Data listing
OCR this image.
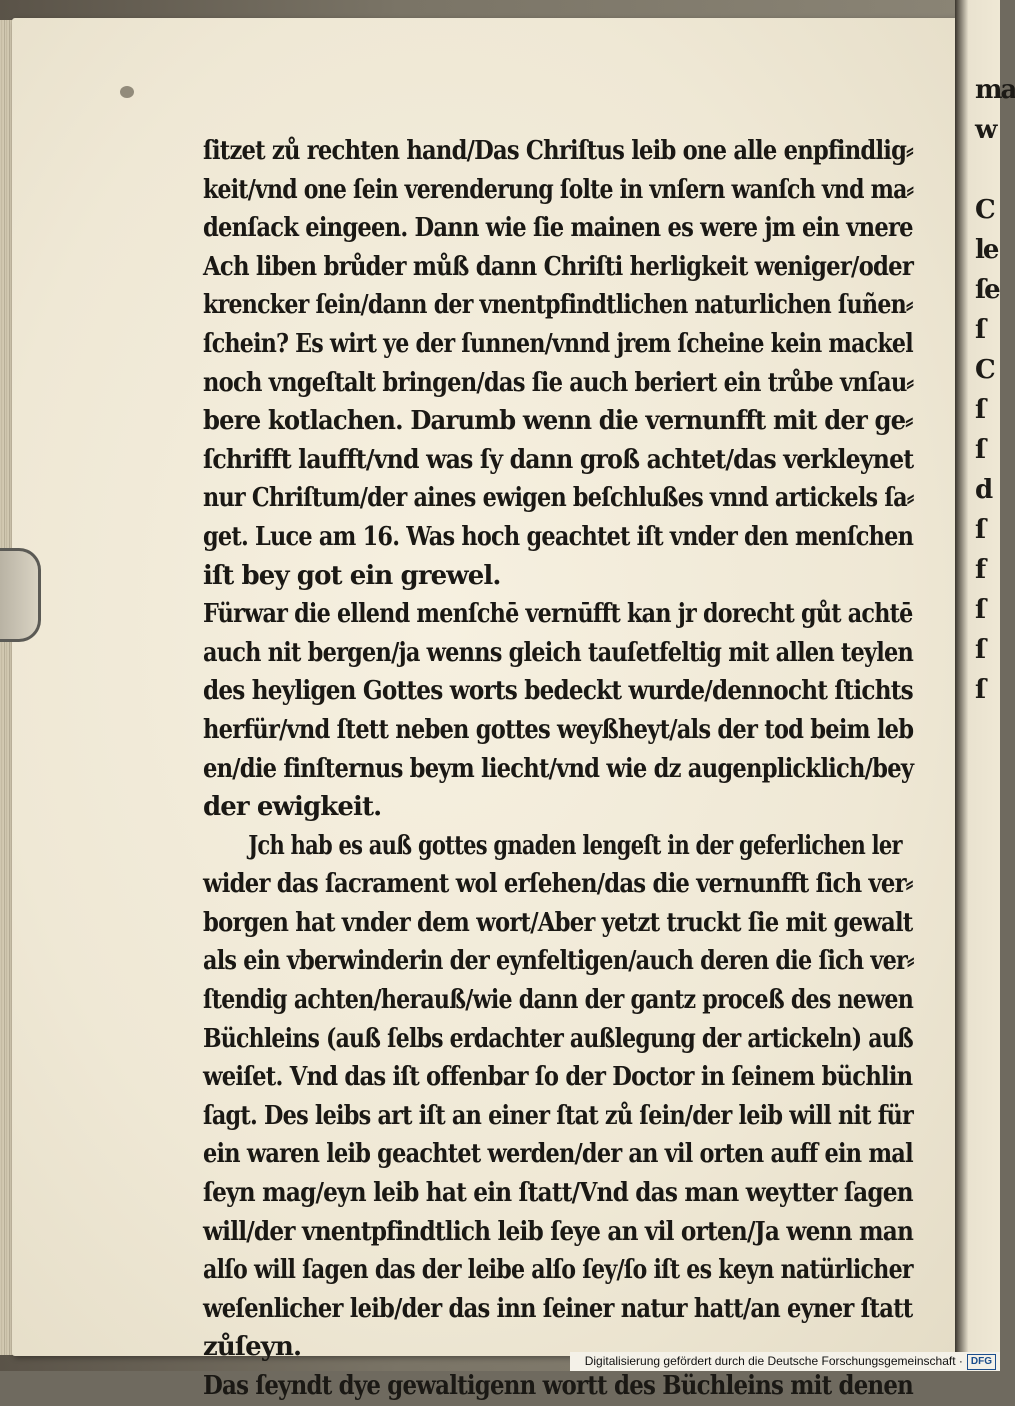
ma
w

C
le
ſe
ſ
C
ſ
ſ
d
ſ
f
ſ
ſ
ſ
ſitzet zů rechten hand/Das Chriſtus leib one alle enpfindlig⸗
keit/vnd one ſein verenderung ſolte in vnſern wanſch vnd ma⸗
denſack eingeen. Dann wie ſie mainen es were jm ein vnere
Ach liben brůder můß dann Chriſti herligkeit weniger/oder
krencker ſein/dann der vnentpfindtlichen naturlichen ſuñen⸗
ſchein? Es wirt ye der ſunnen/vnnd jrem ſcheine kein mackel
noch vngeſtalt bringen/das ſie auch beriert ein trůbe vnſau⸗
bere kotlachen. Darumb wenn die vernunfft mit der ge⸗
ſchrifft laufft/vnd was ſy dann groß achtet/das verkleynet
nur Chriſtum/der aines ewigen beſchlußes vnnd artickels ſa⸗
get. Luce am 16. Was hoch geachtet iſt vnder den menſchen
iſt bey got ein grewel.
Fürwar die ellend menſchē vernūfft kan jr dorecht gůt achtē
auch nit bergen/ja wenns gleich tauſetfeltig mit allen teylen
des heyligen Gottes worts bedeckt wurde/dennocht ſtichts
herfür/vnd ſtett neben gottes weyßheyt/als der tod beim leb
en/die finſternus beym liecht/vnd wie dz augenplicklich/bey
der ewigkeit.
Jch hab es auß gottes gnaden lengeſt in der geferlichen ler
wider das ſacrament wol erſehen/das die vernunfft ſich ver⸗
borgen hat vnder dem wort/Aber yetzt truckt ſie mit gewalt
als ein vberwinderin der eynfeltigen/auch deren die ſich ver⸗
ſtendig achten/herauß/wie dann der gantz proceß des newen
Büchleins (auß ſelbs erdachter außlegung der artickeln) auß
weiſet. Vnd das iſt offenbar ſo der Doctor in ſeinem büchlin
ſagt. Des leibs art iſt an einer ſtat zů ſein/der leib will nit für
ein waren leib geachtet werden/der an vil orten auff ein mal
ſeyn mag/eyn leib hat ein ſtatt/Vnd das man weytter ſagen
will/der vnentpfindtlich leib ſeye an vil orten/Ja wenn man
alſo will ſagen das der leibe alſo ſey/ſo iſt es keyn natürlicher
weſenlicher leib/der das inn ſeiner natur hatt/an eyner ſtatt
zůſeyn.
Das ſeyndt dye gewaltigenn wortt des Büchleins mit denen
Digitalisierung gefördert durch die Deutsche Forschungsgemeinschaft · DFG
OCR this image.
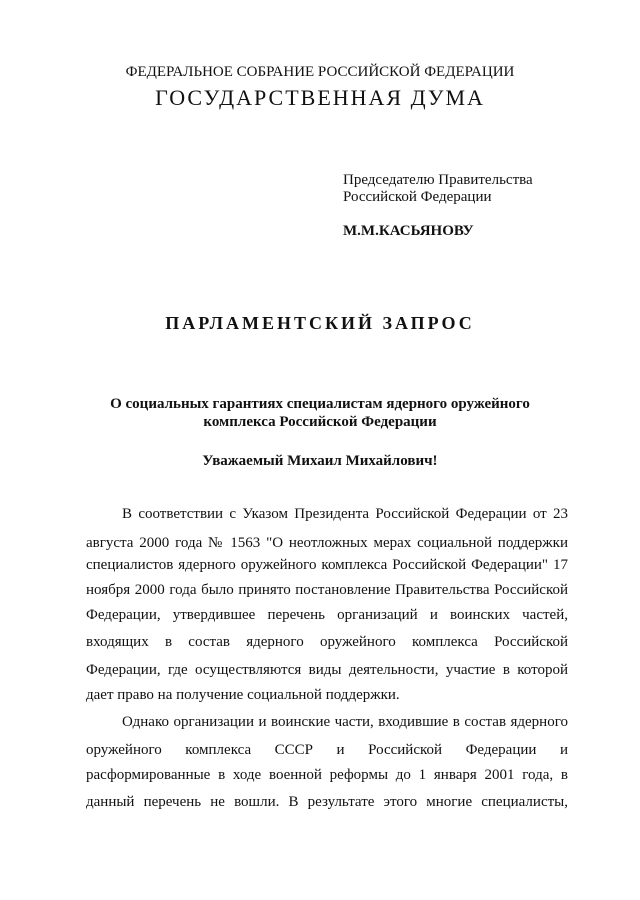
ФЕДЕРАЛЬНОЕ СОБРАНИЕ РОССИЙСКОЙ ФЕДЕРАЦИИ
ГОСУДАРСТВЕННАЯ ДУМА
Председателю Правительства
Российской Федерации
М.М.КАСЬЯНОВУ
ПАРЛАМЕНТСКИЙ ЗАПРОС
О социальных гарантиях специалистам ядерного оружейного
комплекса Российской Федерации
Уважаемый Михаил Михайлович!
В соответствии с Указом Президента Российской Федерации от 23
августа 2000 года № 1563 "О неотложных мерах социальной поддержки
специалистов ядерного оружейного комплекса Российской Федерации" 17
ноября 2000 года было принято постановление Правительства Российской
Федерации, утвердившее перечень организаций и воинских частей,
входящих в состав ядерного оружейного комплекса Российской
Федерации, где осуществляются виды деятельности, участие в которой
дает право на получение социальной поддержки.
Однако организации и воинские части, входившие в состав ядерного
оружейного комплекса СССР и Российской Федерации и
расформированные в ходе военной реформы до 1 января 2001 года, в
данный перечень не вошли. В результате этого многие специалисты,
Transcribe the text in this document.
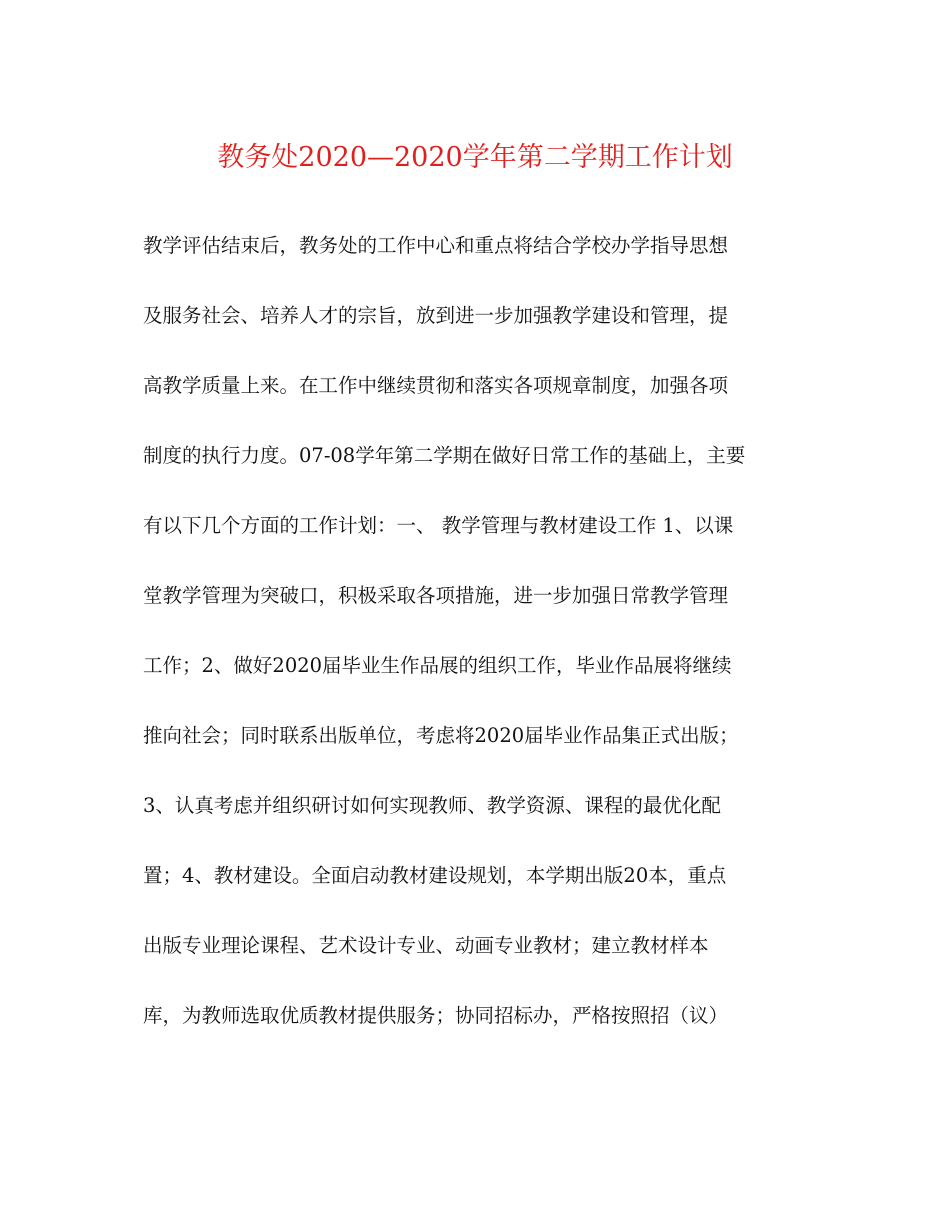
教务处2020—2020学年第二学期工作计划
教学评估结束后，教务处的工作中心和重点将结合学校办学指导思想
及服务社会、培养人才的宗旨，放到进一步加强教学建设和管理，提
高教学质量上来。在工作中继续贯彻和落实各项规章制度，加强各项
制度的执行力度。07-08学年第二学期在做好日常工作的基础上，主要
有以下几个方面的工作计划：一、 教学管理与教材建设工作 1、以课
堂教学管理为突破口，积极采取各项措施，进一步加强日常教学管理
工作；2、做好2020届毕业生作品展的组织工作，毕业作品展将继续
推向社会；同时联系出版单位，考虑将2020届毕业作品集正式出版；
3、认真考虑并组织研讨如何实现教师、教学资源、课程的最优化配
置；4、教材建设。全面启动教材建设规划，本学期出版20本，重点
出版专业理论课程、艺术设计专业、动画专业教材；建立教材样本
库，为教师选取优质教材提供服务；协同招标办，严格按照招（议）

### WHAT YOU HAVE TO DO
Using the listing above, pull out all lines that hold the word "vernunfft".

### REPLY TO THE EXERCISE
bere kotlachen. Darumb wenn die vernunfft mit der ge⸗
wider das ſacrament wol erſehen/das die vernunfft ſich ver⸗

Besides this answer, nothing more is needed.